= Short exercise =
Pick up the fuel cell text after its last sentence and continue it.

= Text =
Question

Write the cathodic and anodic cell reactions of a Hydrogen – Oxygen fuel cell.

Answer 1

A fuel cell can be understood as a device that can produce electrical energy using some non – conventional sources as fuel. A fuel cell is used to convert chemical potential energy into electrical energy. The most important part of a fuel cell is the PEM or the Proton exchange membrane. You can visualise a proton exchange membrane as a sieve which only let’s sub – atomic particles to pass through. This fuel cell uses hydrogen and oxygen gas as fuel to generate electricity. Also, platinum is used as a catalyst in this fuel cell. This catalyst is coated on one side of the PEM.

Complete Step-by-Step Answer:
Before we move forward with the solution of the given question, let us first understand some important basic concepts.

= Data =
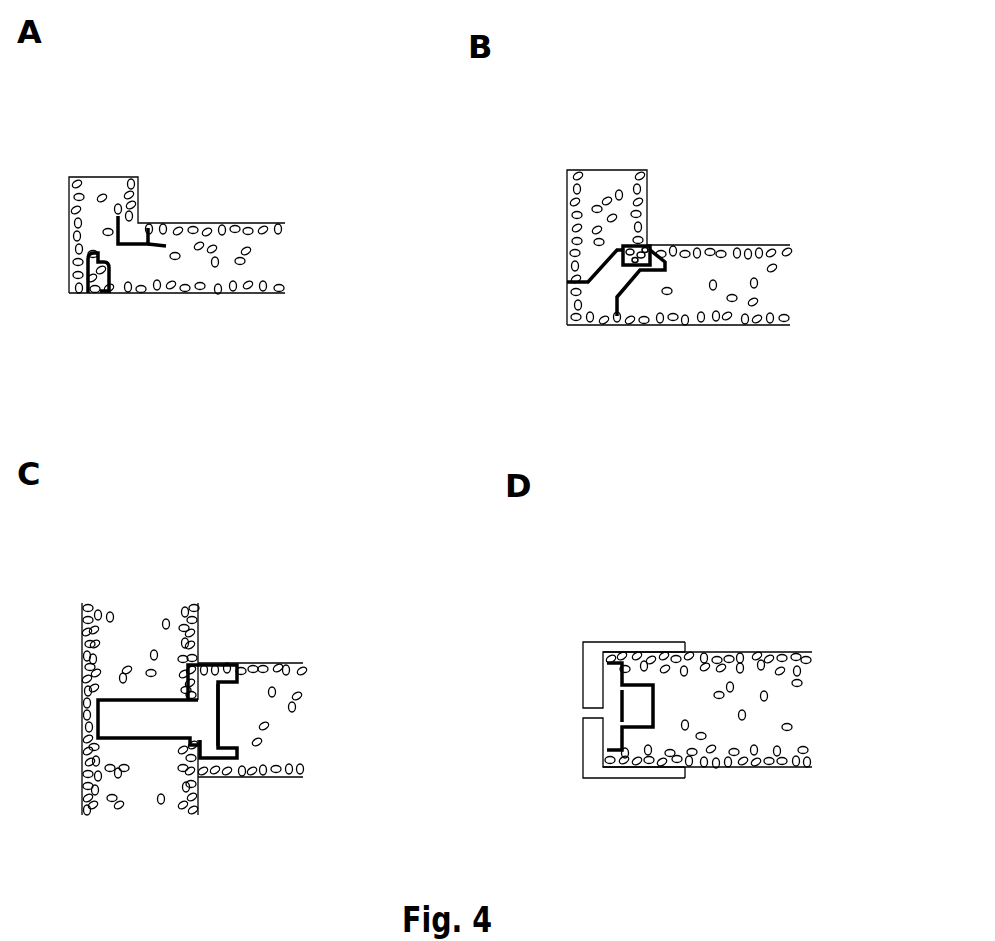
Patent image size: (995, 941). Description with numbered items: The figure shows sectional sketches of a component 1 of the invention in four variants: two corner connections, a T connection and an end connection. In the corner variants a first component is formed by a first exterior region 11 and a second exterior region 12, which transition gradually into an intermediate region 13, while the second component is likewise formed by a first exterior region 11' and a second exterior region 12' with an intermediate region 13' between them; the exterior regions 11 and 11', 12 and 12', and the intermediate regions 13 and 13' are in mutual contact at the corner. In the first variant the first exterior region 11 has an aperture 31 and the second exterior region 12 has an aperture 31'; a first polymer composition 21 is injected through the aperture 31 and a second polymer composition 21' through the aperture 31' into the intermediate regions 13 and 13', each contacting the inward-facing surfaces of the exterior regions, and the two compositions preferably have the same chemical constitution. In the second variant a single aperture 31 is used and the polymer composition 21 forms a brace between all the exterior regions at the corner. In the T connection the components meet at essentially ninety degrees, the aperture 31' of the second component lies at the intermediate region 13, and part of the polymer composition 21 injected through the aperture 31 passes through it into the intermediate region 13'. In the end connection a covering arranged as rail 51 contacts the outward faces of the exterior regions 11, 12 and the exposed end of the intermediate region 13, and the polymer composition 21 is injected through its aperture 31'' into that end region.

= Output of the exercise =
Like any electrolytic cell, the fuel cell too has an anode and a cathode. An anode is basically the negative electrode of the cell where the conduction of electrons takes place. On the other hand, the cathode is the positive electrode of the fuel cell. In a fuel cell, the cathode conducts the electrons to the catalyst via an external circuit.
Now, the two fuel gases are used on either electrode of the cell. Hydrogen gas is pressurized and is made to enter the cell via the anode. Hydrogen gas is forced through the catalyst by pressure. This causes the hydrogen atom to split into protons and electrons and it goes directly to the cathode side via an external circuit. While moving through the external circuit, these electrons can be used for useful work like powering a machine. After this, the electrons move towards the cathode.
On the other hand, oxygen gas is pressurized and forced through the catalyst from the cathode. This causes the diatomic oxygen molecule to divide into two atoms. Both these atoms are negatively charged and attract the positive hydrogen ions formed at the anode. These ions now combine to form water molecules.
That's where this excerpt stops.